_Data section:_
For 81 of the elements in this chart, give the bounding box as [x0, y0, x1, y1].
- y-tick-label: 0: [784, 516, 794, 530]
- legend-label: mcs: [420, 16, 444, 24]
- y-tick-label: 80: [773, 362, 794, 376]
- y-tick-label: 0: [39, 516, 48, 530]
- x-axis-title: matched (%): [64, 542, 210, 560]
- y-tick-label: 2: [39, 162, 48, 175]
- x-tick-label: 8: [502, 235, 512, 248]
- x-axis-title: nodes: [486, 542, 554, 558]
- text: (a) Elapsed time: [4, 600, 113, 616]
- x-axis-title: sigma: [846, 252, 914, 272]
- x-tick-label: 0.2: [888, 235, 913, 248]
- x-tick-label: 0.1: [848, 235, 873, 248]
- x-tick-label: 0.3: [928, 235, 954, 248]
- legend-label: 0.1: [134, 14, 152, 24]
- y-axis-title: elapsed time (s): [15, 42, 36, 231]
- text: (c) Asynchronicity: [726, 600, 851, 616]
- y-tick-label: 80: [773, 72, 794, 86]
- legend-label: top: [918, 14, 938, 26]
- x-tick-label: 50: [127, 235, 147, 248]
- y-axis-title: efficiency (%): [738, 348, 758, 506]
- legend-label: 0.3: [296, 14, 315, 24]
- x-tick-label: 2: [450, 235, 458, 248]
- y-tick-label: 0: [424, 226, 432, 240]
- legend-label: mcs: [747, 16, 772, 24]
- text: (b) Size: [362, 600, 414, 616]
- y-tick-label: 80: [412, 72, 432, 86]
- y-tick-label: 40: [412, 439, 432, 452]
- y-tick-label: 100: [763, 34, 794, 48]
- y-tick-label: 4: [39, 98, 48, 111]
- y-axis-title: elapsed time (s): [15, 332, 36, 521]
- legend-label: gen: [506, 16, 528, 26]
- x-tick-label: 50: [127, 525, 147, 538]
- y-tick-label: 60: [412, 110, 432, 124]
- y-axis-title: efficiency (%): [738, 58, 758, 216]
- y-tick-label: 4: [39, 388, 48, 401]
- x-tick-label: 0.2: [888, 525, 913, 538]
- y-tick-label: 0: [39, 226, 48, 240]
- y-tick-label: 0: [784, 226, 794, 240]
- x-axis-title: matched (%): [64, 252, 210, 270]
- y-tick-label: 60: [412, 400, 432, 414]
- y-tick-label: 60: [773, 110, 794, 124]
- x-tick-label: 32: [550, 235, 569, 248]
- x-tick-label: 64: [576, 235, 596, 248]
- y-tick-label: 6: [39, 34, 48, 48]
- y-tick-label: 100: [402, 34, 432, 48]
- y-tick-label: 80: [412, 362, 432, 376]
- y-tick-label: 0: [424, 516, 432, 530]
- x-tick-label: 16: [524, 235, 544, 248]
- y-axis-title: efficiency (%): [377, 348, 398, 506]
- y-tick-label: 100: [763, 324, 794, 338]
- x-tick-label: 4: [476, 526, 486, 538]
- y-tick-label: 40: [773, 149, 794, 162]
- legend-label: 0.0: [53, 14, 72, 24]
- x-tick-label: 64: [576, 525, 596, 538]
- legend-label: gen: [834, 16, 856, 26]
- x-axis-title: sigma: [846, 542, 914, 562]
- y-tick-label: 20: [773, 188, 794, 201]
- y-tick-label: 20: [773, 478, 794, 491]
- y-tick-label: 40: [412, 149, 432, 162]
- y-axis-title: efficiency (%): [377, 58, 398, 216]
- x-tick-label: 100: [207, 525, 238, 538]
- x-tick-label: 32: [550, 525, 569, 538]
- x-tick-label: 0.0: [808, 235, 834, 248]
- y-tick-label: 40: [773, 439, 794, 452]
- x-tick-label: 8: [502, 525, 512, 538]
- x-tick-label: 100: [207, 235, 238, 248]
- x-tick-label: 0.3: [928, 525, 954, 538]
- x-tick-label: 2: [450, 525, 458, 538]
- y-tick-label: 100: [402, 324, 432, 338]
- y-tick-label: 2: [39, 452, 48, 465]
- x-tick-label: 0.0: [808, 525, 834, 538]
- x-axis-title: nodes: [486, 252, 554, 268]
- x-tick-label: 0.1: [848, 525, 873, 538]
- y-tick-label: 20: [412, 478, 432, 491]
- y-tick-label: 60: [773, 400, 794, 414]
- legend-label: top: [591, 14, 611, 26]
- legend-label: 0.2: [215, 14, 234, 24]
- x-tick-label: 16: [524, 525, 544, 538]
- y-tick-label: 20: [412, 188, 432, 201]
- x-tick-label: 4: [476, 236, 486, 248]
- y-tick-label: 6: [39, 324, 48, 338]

_Exercise requirements:_ Pull out every line above that contains the word "sigma", matching case.

_Result:_
- x-axis-title: sigma: [846, 252, 914, 272]
- x-axis-title: sigma: [846, 542, 914, 562]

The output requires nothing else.